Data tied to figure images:
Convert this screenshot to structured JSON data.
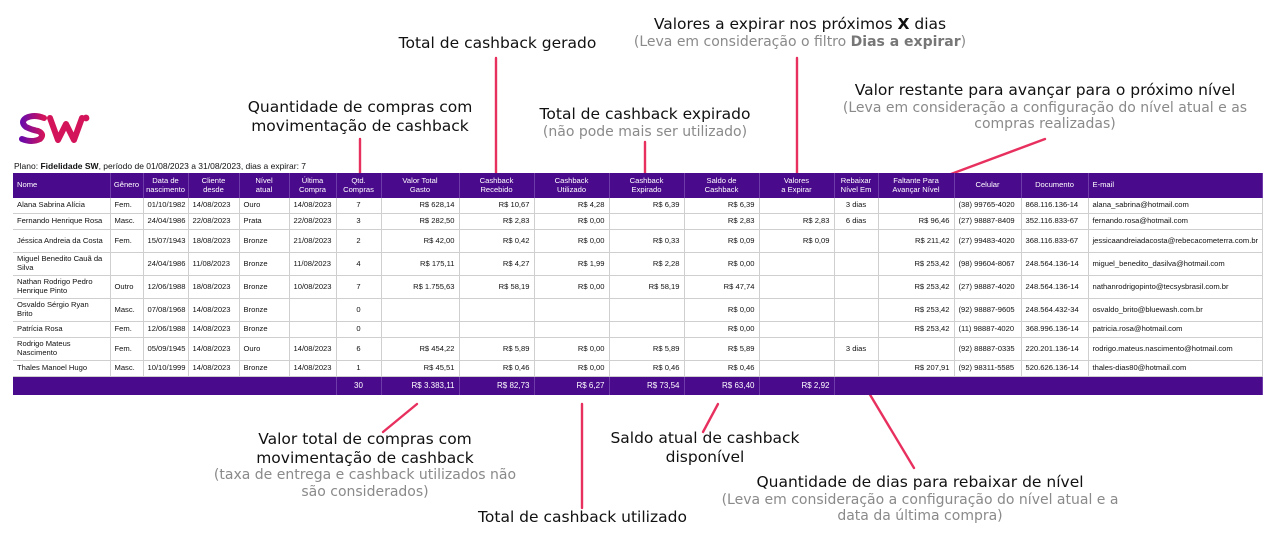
{
  "annotations": {
    "total_gerado": {
      "main": "Total de cashback gerado"
    },
    "expirar": {
      "main_prefix": "Valores a expirar nos próximos ",
      "main_bold": "X",
      "main_suffix": " dias",
      "sub_prefix": "(Leva em consideração o filtro ",
      "sub_bold": "Dias a expirar",
      "sub_suffix": ")"
    },
    "restante": {
      "main": "Valor restante para avançar para o próximo nível",
      "sub1": "(Leva em consideração a configuração do nível atual e as",
      "sub2": "compras realizadas)"
    },
    "qtd_compras": {
      "main1": "Quantidade de compras com",
      "main2": "movimentação de cashback"
    },
    "expirado": {
      "main": "Total de cashback expirado",
      "sub": "(não pode mais ser utilizado)"
    },
    "valor_total": {
      "main1": "Valor total de compras com",
      "main2": "movimentação de cashback",
      "sub1": "(taxa de entrega e cashback utilizados não",
      "sub2": "são considerados)"
    },
    "saldo": {
      "main1": "Saldo atual de cashback",
      "main2": "disponível"
    },
    "utilizado": {
      "main": "Total de cashback utilizado"
    },
    "rebaixar": {
      "main": "Quantidade de dias para rebaixar de nível",
      "sub1": "(Leva em consideração a configuração do nível atual e a",
      "sub2": "data da última compra)"
    }
  },
  "plan": {
    "prefix": "Plano: ",
    "name": "Fidelidade SW",
    "period": ", período de 01/08/2023 a 31/08/2023, dias a expirar: 7"
  },
  "logo": {
    "text": "SW",
    "color": "#d4145a",
    "accent": "#6b0aa8"
  },
  "colors": {
    "header": "#4a0a8c"
  },
  "table": {
    "headers": [
      {
        "l1": "Nome"
      },
      {
        "l1": "Gênero"
      },
      {
        "l1": "Data de",
        "l2": "nascimento"
      },
      {
        "l1": "Cliente",
        "l2": "desde"
      },
      {
        "l1": "Nível",
        "l2": "atual"
      },
      {
        "l1": "Última",
        "l2": "Compra"
      },
      {
        "l1": "Qtd.",
        "l2": "Compras"
      },
      {
        "l1": "Valor Total",
        "l2": "Gasto"
      },
      {
        "l1": "Cashback",
        "l2": "Recebido"
      },
      {
        "l1": "Cashback",
        "l2": "Utilizado"
      },
      {
        "l1": "Cashback",
        "l2": "Expirado"
      },
      {
        "l1": "Saldo de",
        "l2": "Cashback"
      },
      {
        "l1": "Valores",
        "l2": "a Expirar"
      },
      {
        "l1": "Rebaixar",
        "l2": "Nível Em"
      },
      {
        "l1": "Faltante Para",
        "l2": "Avançar Nível"
      },
      {
        "l1": "Celular"
      },
      {
        "l1": "Documento"
      },
      {
        "l1": "E-mail"
      }
    ],
    "rows": [
      {
        "tall": false,
        "cells": [
          "Alana Sabrina Alícia",
          "Fem.",
          "01/10/1982",
          "14/08/2023",
          "Ouro",
          "14/08/2023",
          "7",
          "R$ 628,14",
          "R$ 10,67",
          "R$ 4,28",
          "R$ 6,39",
          "R$ 6,39",
          "",
          "3 dias",
          "",
          "(38) 99765-4020",
          "868.116.136-14",
          "alana_sabrina@hotmail.com"
        ]
      },
      {
        "tall": false,
        "cells": [
          "Fernando Henrique Rosa",
          "Masc.",
          "24/04/1986",
          "22/08/2023",
          "Prata",
          "22/08/2023",
          "3",
          "R$ 282,50",
          "R$ 2,83",
          "R$ 0,00",
          "",
          "R$ 2,83",
          "R$ 2,83",
          "6 dias",
          "R$ 96,46",
          "(27) 98887-8409",
          "352.116.833-67",
          "fernando.rosa@hotmail.com"
        ]
      },
      {
        "tall": true,
        "cells": [
          "Jéssica Andreia da Costa",
          "Fem.",
          "15/07/1943",
          "18/08/2023",
          "Bronze",
          "21/08/2023",
          "2",
          "R$ 42,00",
          "R$ 0,42",
          "R$ 0,00",
          "R$ 0,33",
          "R$ 0,09",
          "R$ 0,09",
          "",
          "R$ 211,42",
          "(27) 99483-4020",
          "368.116.833-67",
          "jessicaandreiadacosta@rebecacometerra.com.br"
        ]
      },
      {
        "tall": true,
        "cells": [
          "Miguel Benedito Cauã da Silva",
          "",
          "24/04/1986",
          "11/08/2023",
          "Bronze",
          "11/08/2023",
          "4",
          "R$ 175,11",
          "R$ 4,27",
          "R$ 1,99",
          "R$ 2,28",
          "R$ 0,00",
          "",
          "",
          "R$ 253,42",
          "(98) 99604-8067",
          "248.564.136-14",
          "miguel_benedito_dasilva@hotmail.com"
        ]
      },
      {
        "tall": true,
        "cells": [
          "Nathan Rodrigo Pedro Henrique Pinto",
          "Outro",
          "12/06/1988",
          "18/08/2023",
          "Bronze",
          "10/08/2023",
          "7",
          "R$ 1.755,63",
          "R$ 58,19",
          "R$ 0,00",
          "R$ 58,19",
          "R$ 47,74",
          "",
          "",
          "R$ 253,42",
          "(27) 98887-4020",
          "248.564.136-14",
          "nathanrodrigopinto@tecsysbrasil.com.br"
        ]
      },
      {
        "tall": true,
        "cells": [
          "Osvaldo Sérgio Ryan Brito",
          "Masc.",
          "07/08/1968",
          "14/08/2023",
          "Bronze",
          "",
          "0",
          "",
          "",
          "",
          "",
          "R$ 0,00",
          "",
          "",
          "R$ 253,42",
          "(92) 98887-9605",
          "248.564.432-34",
          "osvaldo_brito@bluewash.com.br"
        ]
      },
      {
        "tall": false,
        "cells": [
          "Patrícia Rosa",
          "Fem.",
          "12/06/1988",
          "14/08/2023",
          "Bronze",
          "",
          "0",
          "",
          "",
          "",
          "",
          "R$ 0,00",
          "",
          "",
          "R$ 253,42",
          "(11) 98887-4020",
          "368.996.136-14",
          "patricia.rosa@hotmail.com"
        ]
      },
      {
        "tall": true,
        "cells": [
          "Rodrigo Mateus Nascimento",
          "Fem.",
          "05/09/1945",
          "14/08/2023",
          "Ouro",
          "14/08/2023",
          "6",
          "R$ 454,22",
          "R$ 5,89",
          "R$ 0,00",
          "R$ 5,89",
          "R$ 5,89",
          "",
          "3 dias",
          "",
          "(92) 88887-0335",
          "220.201.136-14",
          "rodrigo.mateus.nascimento@hotmail.com"
        ]
      },
      {
        "tall": false,
        "cells": [
          "Thales Manoel Hugo",
          "Masc.",
          "10/10/1999",
          "14/08/2023",
          "Bronze",
          "14/08/2023",
          "1",
          "R$ 45,51",
          "R$ 0,46",
          "R$ 0,00",
          "R$ 0,46",
          "R$ 0,46",
          "",
          "",
          "R$ 207,91",
          "(92) 98311-5585",
          "520.626.136-14",
          "thales-dias80@hotmail.com"
        ]
      }
    ],
    "totals": {
      "qtd": "30",
      "valor": "R$ 3.383,11",
      "recebido": "R$ 82,73",
      "utilizado": "R$ 6,27",
      "expirado": "R$ 73,54",
      "saldo": "R$ 63,40",
      "expirar": "R$ 2,92"
    }
  }
}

#### [Task requirements]
Quote the preceding listing precisely and completely, omitting its images.

#### [Exercise output]
Convert this screenshot to structured JSON data.
{
  "annotations": {
    "total_gerado": {
      "main": "Total de cashback gerado"
    },
    "expirar": {
      "main_prefix": "Valores a expirar nos próximos ",
      "main_bold": "X",
      "main_suffix": " dias",
      "sub_prefix": "(Leva em consideração o filtro ",
      "sub_bold": "Dias a expirar",
      "sub_suffix": ")"
    },
    "restante": {
      "main": "Valor restante para avançar para o próximo nível",
      "sub1": "(Leva em consideração a configuração do nível atual e as",
      "sub2": "compras realizadas)"
    },
    "qtd_compras": {
      "main1": "Quantidade de compras com",
      "main2": "movimentação de cashback"
    },
    "expirado": {
      "main": "Total de cashback expirado",
      "sub": "(não pode mais ser utilizado)"
    },
    "valor_total": {
      "main1": "Valor total de compras com",
      "main2": "movimentação de cashback",
      "sub1": "(taxa de entrega e cashback utilizados não",
      "sub2": "são considerados)"
    },
    "saldo": {
      "main1": "Saldo atual de cashback",
      "main2": "disponível"
    },
    "utilizado": {
      "main": "Total de cashback utilizado"
    },
    "rebaixar": {
      "main": "Quantidade de dias para rebaixar de nível",
      "sub1": "(Leva em consideração a configuração do nível atual e a",
      "sub2": "data da última compra)"
    }
  },
  "plan": {
    "prefix": "Plano: ",
    "name": "Fidelidade SW",
    "period": ", período de 01/08/2023 a 31/08/2023, dias a expirar: 7"
  },
  "logo": {
    "text": "SW",
    "color": "#d4145a",
    "accent": "#6b0aa8"
  },
  "colors": {
    "header": "#4a0a8c"
  },
  "table": {
    "headers": [
      {
        "l1": "Nome"
      },
      {
        "l1": "Gênero"
      },
      {
        "l1": "Data de",
        "l2": "nascimento"
      },
      {
        "l1": "Cliente",
        "l2": "desde"
      },
      {
        "l1": "Nível",
        "l2": "atual"
      },
      {
        "l1": "Última",
        "l2": "Compra"
      },
      {
        "l1": "Qtd.",
        "l2": "Compras"
      },
      {
        "l1": "Valor Total",
        "l2": "Gasto"
      },
      {
        "l1": "Cashback",
        "l2": "Recebido"
      },
      {
        "l1": "Cashback",
        "l2": "Utilizado"
      },
      {
        "l1": "Cashback",
        "l2": "Expirado"
      },
      {
        "l1": "Saldo de",
        "l2": "Cashback"
      },
      {
        "l1": "Valores",
        "l2": "a Expirar"
      },
      {
        "l1": "Rebaixar",
        "l2": "Nível Em"
      },
      {
        "l1": "Faltante Para",
        "l2": "Avançar Nível"
      },
      {
        "l1": "Celular"
      },
      {
        "l1": "Documento"
      },
      {
        "l1": "E-mail"
      }
    ],
    "rows": [
      {
        "tall": false,
        "cells": [
          "Alana Sabrina Alícia",
          "Fem.",
          "01/10/1982",
          "14/08/2023",
          "Ouro",
          "14/08/2023",
          "7",
          "R$ 628,14",
          "R$ 10,67",
          "R$ 4,28",
          "R$ 6,39",
          "R$ 6,39",
          "",
          "3 dias",
          "",
          "(38) 99765-4020",
          "868.116.136-14",
          "alana_sabrina@hotmail.com"
        ]
      },
      {
        "tall": false,
        "cells": [
          "Fernando Henrique Rosa",
          "Masc.",
          "24/04/1986",
          "22/08/2023",
          "Prata",
          "22/08/2023",
          "3",
          "R$ 282,50",
          "R$ 2,83",
          "R$ 0,00",
          "",
          "R$ 2,83",
          "R$ 2,83",
          "6 dias",
          "R$ 96,46",
          "(27) 98887-8409",
          "352.116.833-67",
          "fernando.rosa@hotmail.com"
        ]
      },
      {
        "tall": true,
        "cells": [
          "Jéssica Andreia da Costa",
          "Fem.",
          "15/07/1943",
          "18/08/2023",
          "Bronze",
          "21/08/2023",
          "2",
          "R$ 42,00",
          "R$ 0,42",
          "R$ 0,00",
          "R$ 0,33",
          "R$ 0,09",
          "R$ 0,09",
          "",
          "R$ 211,42",
          "(27) 99483-4020",
          "368.116.833-67",
          "jessicaandreiadacosta@rebecacometerra.com.br"
        ]
      },
      {
        "tall": true,
        "cells": [
          "Miguel Benedito Cauã da Silva",
          "",
          "24/04/1986",
          "11/08/2023",
          "Bronze",
          "11/08/2023",
          "4",
          "R$ 175,11",
          "R$ 4,27",
          "R$ 1,99",
          "R$ 2,28",
          "R$ 0,00",
          "",
          "",
          "R$ 253,42",
          "(98) 99604-8067",
          "248.564.136-14",
          "miguel_benedito_dasilva@hotmail.com"
        ]
      },
      {
        "tall": true,
        "cells": [
          "Nathan Rodrigo Pedro Henrique Pinto",
          "Outro",
          "12/06/1988",
          "18/08/2023",
          "Bronze",
          "10/08/2023",
          "7",
          "R$ 1.755,63",
          "R$ 58,19",
          "R$ 0,00",
          "R$ 58,19",
          "R$ 47,74",
          "",
          "",
          "R$ 253,42",
          "(27) 98887-4020",
          "248.564.136-14",
          "nathanrodrigopinto@tecsysbrasil.com.br"
        ]
      },
      {
        "tall": true,
        "cells": [
          "Osvaldo Sérgio Ryan Brito",
          "Masc.",
          "07/08/1968",
          "14/08/2023",
          "Bronze",
          "",
          "0",
          "",
          "",
          "",
          "",
          "R$ 0,00",
          "",
          "",
          "R$ 253,42",
          "(92) 98887-9605",
          "248.564.432-34",
          "osvaldo_brito@bluewash.com.br"
        ]
      },
      {
        "tall": false,
        "cells": [
          "Patrícia Rosa",
          "Fem.",
          "12/06/1988",
          "14/08/2023",
          "Bronze",
          "",
          "0",
          "",
          "",
          "",
          "",
          "R$ 0,00",
          "",
          "",
          "R$ 253,42",
          "(11) 98887-4020",
          "368.996.136-14",
          "patricia.rosa@hotmail.com"
        ]
      },
      {
        "tall": true,
        "cells": [
          "Rodrigo Mateus Nascimento",
          "Fem.",
          "05/09/1945",
          "14/08/2023",
          "Ouro",
          "14/08/2023",
          "6",
          "R$ 454,22",
          "R$ 5,89",
          "R$ 0,00",
          "R$ 5,89",
          "R$ 5,89",
          "",
          "3 dias",
          "",
          "(92) 88887-0335",
          "220.201.136-14",
          "rodrigo.mateus.nascimento@hotmail.com"
        ]
      },
      {
        "tall": false,
        "cells": [
          "Thales Manoel Hugo",
          "Masc.",
          "10/10/1999",
          "14/08/2023",
          "Bronze",
          "14/08/2023",
          "1",
          "R$ 45,51",
          "R$ 0,46",
          "R$ 0,00",
          "R$ 0,46",
          "R$ 0,46",
          "",
          "",
          "R$ 207,91",
          "(92) 98311-5585",
          "520.626.136-14",
          "thales-dias80@hotmail.com"
        ]
      }
    ],
    "totals": {
      "qtd": "30",
      "valor": "R$ 3.383,11",
      "recebido": "R$ 82,73",
      "utilizado": "R$ 6,27",
      "expirado": "R$ 73,54",
      "saldo": "R$ 63,40",
      "expirar": "R$ 2,92"
    }
  }
}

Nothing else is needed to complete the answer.